## Task requirements
Every entry must be repeated exactly. Exclude all pictures.

## Stored rows
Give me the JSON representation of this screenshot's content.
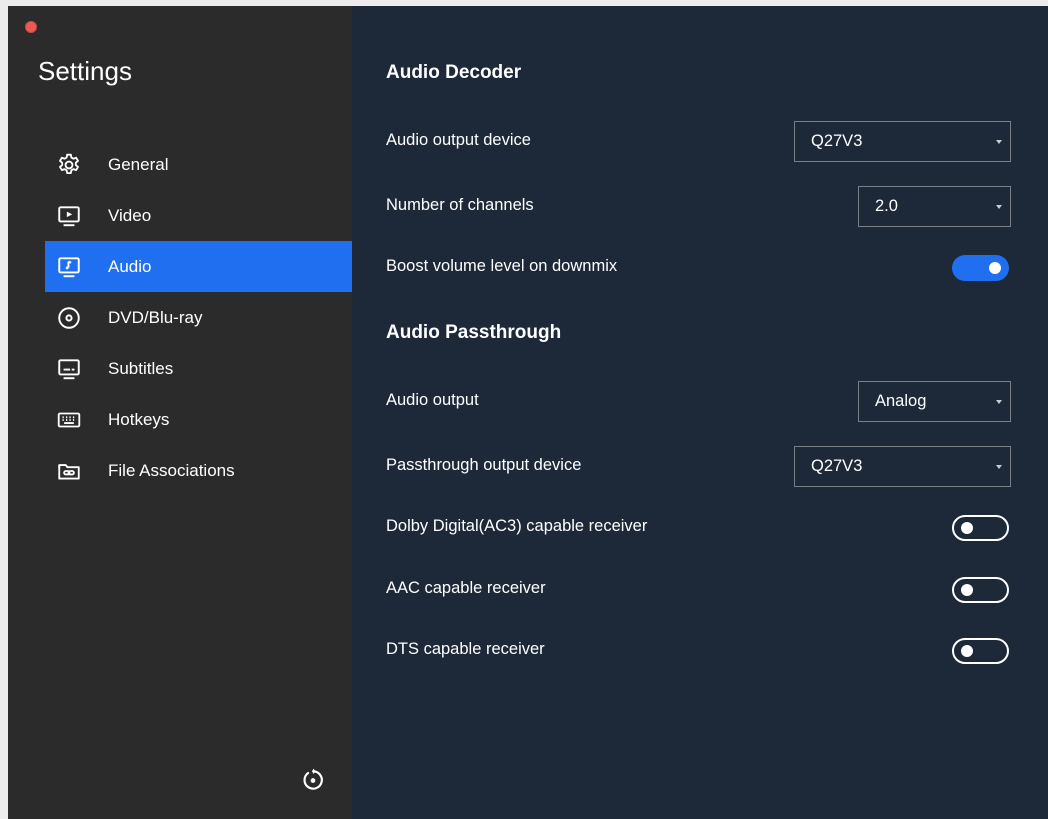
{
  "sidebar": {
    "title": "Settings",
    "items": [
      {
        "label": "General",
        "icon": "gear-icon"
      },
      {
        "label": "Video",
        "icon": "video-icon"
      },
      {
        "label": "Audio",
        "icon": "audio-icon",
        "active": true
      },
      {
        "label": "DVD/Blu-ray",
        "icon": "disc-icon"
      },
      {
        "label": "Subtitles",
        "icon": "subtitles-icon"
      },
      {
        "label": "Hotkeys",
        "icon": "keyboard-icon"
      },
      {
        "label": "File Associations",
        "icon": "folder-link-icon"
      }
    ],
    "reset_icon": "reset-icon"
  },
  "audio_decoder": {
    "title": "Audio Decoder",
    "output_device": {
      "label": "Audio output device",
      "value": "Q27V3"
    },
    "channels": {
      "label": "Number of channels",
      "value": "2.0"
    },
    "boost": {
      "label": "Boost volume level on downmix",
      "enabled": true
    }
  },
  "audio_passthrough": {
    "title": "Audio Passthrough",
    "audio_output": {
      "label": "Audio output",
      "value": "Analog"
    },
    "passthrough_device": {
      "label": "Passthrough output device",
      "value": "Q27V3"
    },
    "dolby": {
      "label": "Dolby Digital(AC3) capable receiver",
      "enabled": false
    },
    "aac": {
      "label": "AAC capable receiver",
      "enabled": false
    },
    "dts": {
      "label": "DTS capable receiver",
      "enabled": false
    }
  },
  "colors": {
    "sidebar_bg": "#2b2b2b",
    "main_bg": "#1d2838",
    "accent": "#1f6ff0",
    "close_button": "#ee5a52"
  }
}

## Response
Give me the JSON representation of this screenshot's content.
{
  "sidebar": {
    "title": "Settings",
    "items": [
      {
        "label": "General",
        "icon": "gear-icon"
      },
      {
        "label": "Video",
        "icon": "video-icon"
      },
      {
        "label": "Audio",
        "icon": "audio-icon",
        "active": true
      },
      {
        "label": "DVD/Blu-ray",
        "icon": "disc-icon"
      },
      {
        "label": "Subtitles",
        "icon": "subtitles-icon"
      },
      {
        "label": "Hotkeys",
        "icon": "keyboard-icon"
      },
      {
        "label": "File Associations",
        "icon": "folder-link-icon"
      }
    ],
    "reset_icon": "reset-icon"
  },
  "audio_decoder": {
    "title": "Audio Decoder",
    "output_device": {
      "label": "Audio output device",
      "value": "Q27V3"
    },
    "channels": {
      "label": "Number of channels",
      "value": "2.0"
    },
    "boost": {
      "label": "Boost volume level on downmix",
      "enabled": true
    }
  },
  "audio_passthrough": {
    "title": "Audio Passthrough",
    "audio_output": {
      "label": "Audio output",
      "value": "Analog"
    },
    "passthrough_device": {
      "label": "Passthrough output device",
      "value": "Q27V3"
    },
    "dolby": {
      "label": "Dolby Digital(AC3) capable receiver",
      "enabled": false
    },
    "aac": {
      "label": "AAC capable receiver",
      "enabled": false
    },
    "dts": {
      "label": "DTS capable receiver",
      "enabled": false
    }
  },
  "colors": {
    "sidebar_bg": "#2b2b2b",
    "main_bg": "#1d2838",
    "accent": "#1f6ff0",
    "close_button": "#ee5a52"
  }
}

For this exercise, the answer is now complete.